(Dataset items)
"""
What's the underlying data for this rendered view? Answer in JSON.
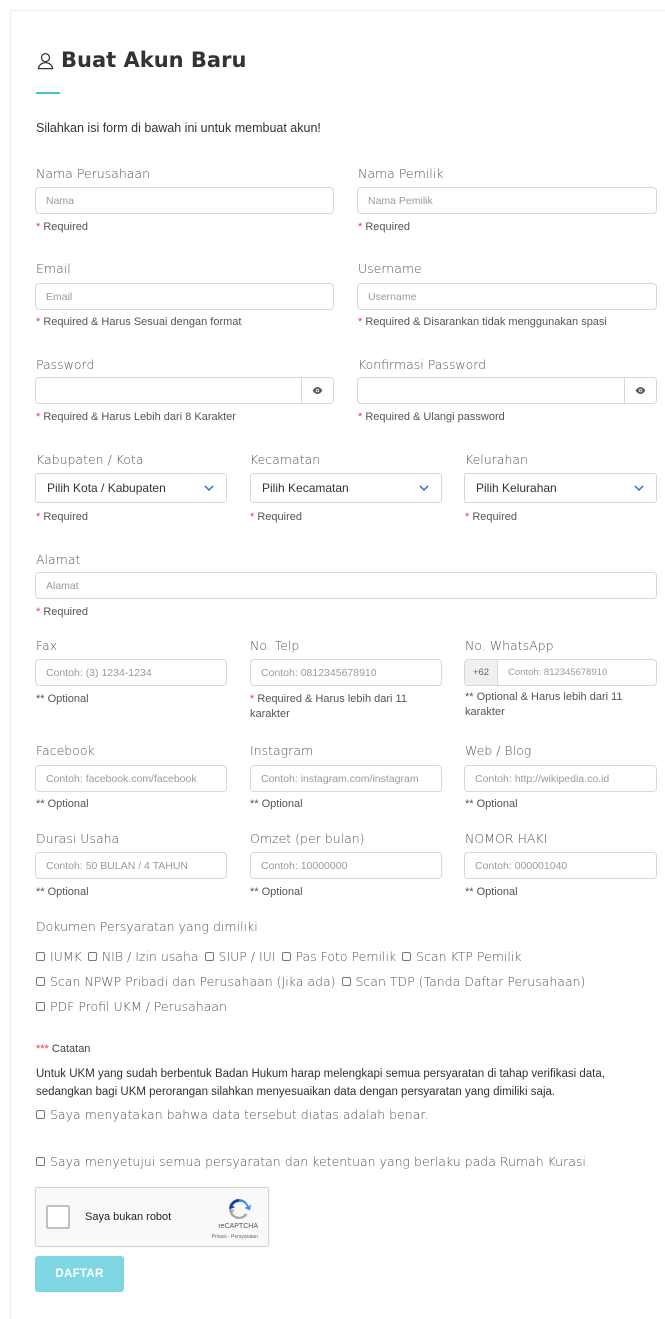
{
  "header": {
    "title": "Buat Akun Baru",
    "intro": "Silahkan isi form di bawah ini untuk membuat akun!"
  },
  "fields": {
    "nama_perusahaan": {
      "label": "Nama Perusahaan",
      "placeholder": "Nama",
      "hint_star": "*",
      "hint": " Required"
    },
    "nama_pemilik": {
      "label": "Nama Pemilik",
      "placeholder": "Nama Pemilik",
      "hint_star": "*",
      "hint": " Required"
    },
    "email": {
      "label": "Email",
      "placeholder": "Email",
      "hint_star": "*",
      "hint": " Required & Harus Sesuai dengan format"
    },
    "username": {
      "label": "Username",
      "placeholder": "Username",
      "hint_star": "*",
      "hint": " Required & Disarankan tidak menggunakan spasi"
    },
    "password": {
      "label": "Password",
      "placeholder": "",
      "hint_star": "*",
      "hint": " Required & Harus Lebih dari 8 Karakter"
    },
    "konfirmasi_password": {
      "label": "Konfirmasi Password",
      "placeholder": "",
      "hint_star": "*",
      "hint": " Required & Ulangi password"
    },
    "kabupaten": {
      "label": "Kabupaten / Kota",
      "selected": "Pilih Kota / Kabupaten",
      "hint_star": "*",
      "hint": " Required"
    },
    "kecamatan": {
      "label": "Kecamatan",
      "selected": "Pilih Kecamatan",
      "hint_star": "*",
      "hint": " Required"
    },
    "kelurahan": {
      "label": "Kelurahan",
      "selected": "Pilih Kelurahan",
      "hint_star": "*",
      "hint": " Required"
    },
    "alamat": {
      "label": "Alamat",
      "placeholder": "Alamat",
      "hint_star": "*",
      "hint": " Required"
    },
    "fax": {
      "label": "Fax",
      "placeholder": "Contoh: (3) 1234-1234",
      "hint": "** Optional"
    },
    "telp": {
      "label": "No. Telp",
      "placeholder": "Contoh: 0812345678910",
      "hint_star": "*",
      "hint": " Required & Harus lebih dari 11 karakter"
    },
    "whatsapp": {
      "label": "No. WhatsApp",
      "prefix": "+62",
      "placeholder": "Contoh: 812345678910",
      "hint": "** Optional & Harus lebih dari 11 karakter"
    },
    "facebook": {
      "label": "Facebook",
      "placeholder": "Contoh: facebook.com/facebook",
      "hint": "** Optional"
    },
    "instagram": {
      "label": "Instagram",
      "placeholder": "Contoh: instagram.com/instagram",
      "hint": "** Optional"
    },
    "web": {
      "label": "Web / Blog",
      "placeholder": "Contoh: http://wikipedia.co.id",
      "hint": "** Optional"
    },
    "durasi": {
      "label": "Durasi Usaha",
      "placeholder": "Contoh: 50 BULAN / 4 TAHUN",
      "hint": "** Optional"
    },
    "omzet": {
      "label": "Omzet (per bulan)",
      "placeholder": "Contoh: 10000000",
      "hint": "** Optional"
    },
    "haki": {
      "label": "NOMOR HAKI",
      "placeholder": "Contoh: 000001040",
      "hint": "** Optional"
    }
  },
  "documents": {
    "label": "Dokumen Persyaratan yang dimiliki",
    "items": [
      "IUMK",
      "NIB / Izin usaha",
      "SIUP / IUI",
      "Pas Foto Pemilik",
      "Scan KTP Pemilik",
      "Scan NPWP Pribadi dan Perusahaan (Jika ada)",
      "Scan TDP (Tanda Daftar Perusahaan)",
      "PDF Profil UKM / Perusahaan"
    ]
  },
  "note": {
    "star": "***",
    "title": " Catatan",
    "text": "Untuk UKM yang sudah berbentuk Badan Hukum harap melengkapi semua persyaratan di tahap verifikasi data, sedangkan bagi UKM perorangan silahkan menyesuaikan data dengan persyaratan yang dimiliki saja."
  },
  "agreements": {
    "data_benar": "Saya menyatakan bahwa data tersebut diatas adalah benar.",
    "setuju": "Saya menyetujui semua persyaratan dan ketentuan yang berlaku pada Rumah Kurasi."
  },
  "captcha": {
    "label": "Saya bukan robot",
    "brand": "reCAPTCHA",
    "terms": "Privasi - Persyaratan"
  },
  "submit_label": "DAFTAR",
  "colors": {
    "accent": "#3cc4d4",
    "button": "#7fd7e4",
    "required": "#e8413b"
  }
}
"""
### GOAL
Without the pictures, restate each entry exactly.

### FINISHED EXERCISE
What's the underlying data for this rendered view? Answer in JSON.
{
  "header": {
    "title": "Buat Akun Baru",
    "intro": "Silahkan isi form di bawah ini untuk membuat akun!"
  },
  "fields": {
    "nama_perusahaan": {
      "label": "Nama Perusahaan",
      "placeholder": "Nama",
      "hint_star": "*",
      "hint": " Required"
    },
    "nama_pemilik": {
      "label": "Nama Pemilik",
      "placeholder": "Nama Pemilik",
      "hint_star": "*",
      "hint": " Required"
    },
    "email": {
      "label": "Email",
      "placeholder": "Email",
      "hint_star": "*",
      "hint": " Required & Harus Sesuai dengan format"
    },
    "username": {
      "label": "Username",
      "placeholder": "Username",
      "hint_star": "*",
      "hint": " Required & Disarankan tidak menggunakan spasi"
    },
    "password": {
      "label": "Password",
      "placeholder": "",
      "hint_star": "*",
      "hint": " Required & Harus Lebih dari 8 Karakter"
    },
    "konfirmasi_password": {
      "label": "Konfirmasi Password",
      "placeholder": "",
      "hint_star": "*",
      "hint": " Required & Ulangi password"
    },
    "kabupaten": {
      "label": "Kabupaten / Kota",
      "selected": "Pilih Kota / Kabupaten",
      "hint_star": "*",
      "hint": " Required"
    },
    "kecamatan": {
      "label": "Kecamatan",
      "selected": "Pilih Kecamatan",
      "hint_star": "*",
      "hint": " Required"
    },
    "kelurahan": {
      "label": "Kelurahan",
      "selected": "Pilih Kelurahan",
      "hint_star": "*",
      "hint": " Required"
    },
    "alamat": {
      "label": "Alamat",
      "placeholder": "Alamat",
      "hint_star": "*",
      "hint": " Required"
    },
    "fax": {
      "label": "Fax",
      "placeholder": "Contoh: (3) 1234-1234",
      "hint": "** Optional"
    },
    "telp": {
      "label": "No. Telp",
      "placeholder": "Contoh: 0812345678910",
      "hint_star": "*",
      "hint": " Required & Harus lebih dari 11 karakter"
    },
    "whatsapp": {
      "label": "No. WhatsApp",
      "prefix": "+62",
      "placeholder": "Contoh: 812345678910",
      "hint": "** Optional & Harus lebih dari 11 karakter"
    },
    "facebook": {
      "label": "Facebook",
      "placeholder": "Contoh: facebook.com/facebook",
      "hint": "** Optional"
    },
    "instagram": {
      "label": "Instagram",
      "placeholder": "Contoh: instagram.com/instagram",
      "hint": "** Optional"
    },
    "web": {
      "label": "Web / Blog",
      "placeholder": "Contoh: http://wikipedia.co.id",
      "hint": "** Optional"
    },
    "durasi": {
      "label": "Durasi Usaha",
      "placeholder": "Contoh: 50 BULAN / 4 TAHUN",
      "hint": "** Optional"
    },
    "omzet": {
      "label": "Omzet (per bulan)",
      "placeholder": "Contoh: 10000000",
      "hint": "** Optional"
    },
    "haki": {
      "label": "NOMOR HAKI",
      "placeholder": "Contoh: 000001040",
      "hint": "** Optional"
    }
  },
  "documents": {
    "label": "Dokumen Persyaratan yang dimiliki",
    "items": [
      "IUMK",
      "NIB / Izin usaha",
      "SIUP / IUI",
      "Pas Foto Pemilik",
      "Scan KTP Pemilik",
      "Scan NPWP Pribadi dan Perusahaan (Jika ada)",
      "Scan TDP (Tanda Daftar Perusahaan)",
      "PDF Profil UKM / Perusahaan"
    ]
  },
  "note": {
    "star": "***",
    "title": " Catatan",
    "text": "Untuk UKM yang sudah berbentuk Badan Hukum harap melengkapi semua persyaratan di tahap verifikasi data, sedangkan bagi UKM perorangan silahkan menyesuaikan data dengan persyaratan yang dimiliki saja."
  },
  "agreements": {
    "data_benar": "Saya menyatakan bahwa data tersebut diatas adalah benar.",
    "setuju": "Saya menyetujui semua persyaratan dan ketentuan yang berlaku pada Rumah Kurasi."
  },
  "captcha": {
    "label": "Saya bukan robot",
    "brand": "reCAPTCHA",
    "terms": "Privasi - Persyaratan"
  },
  "submit_label": "DAFTAR",
  "colors": {
    "accent": "#3cc4d4",
    "button": "#7fd7e4",
    "required": "#e8413b"
  }
}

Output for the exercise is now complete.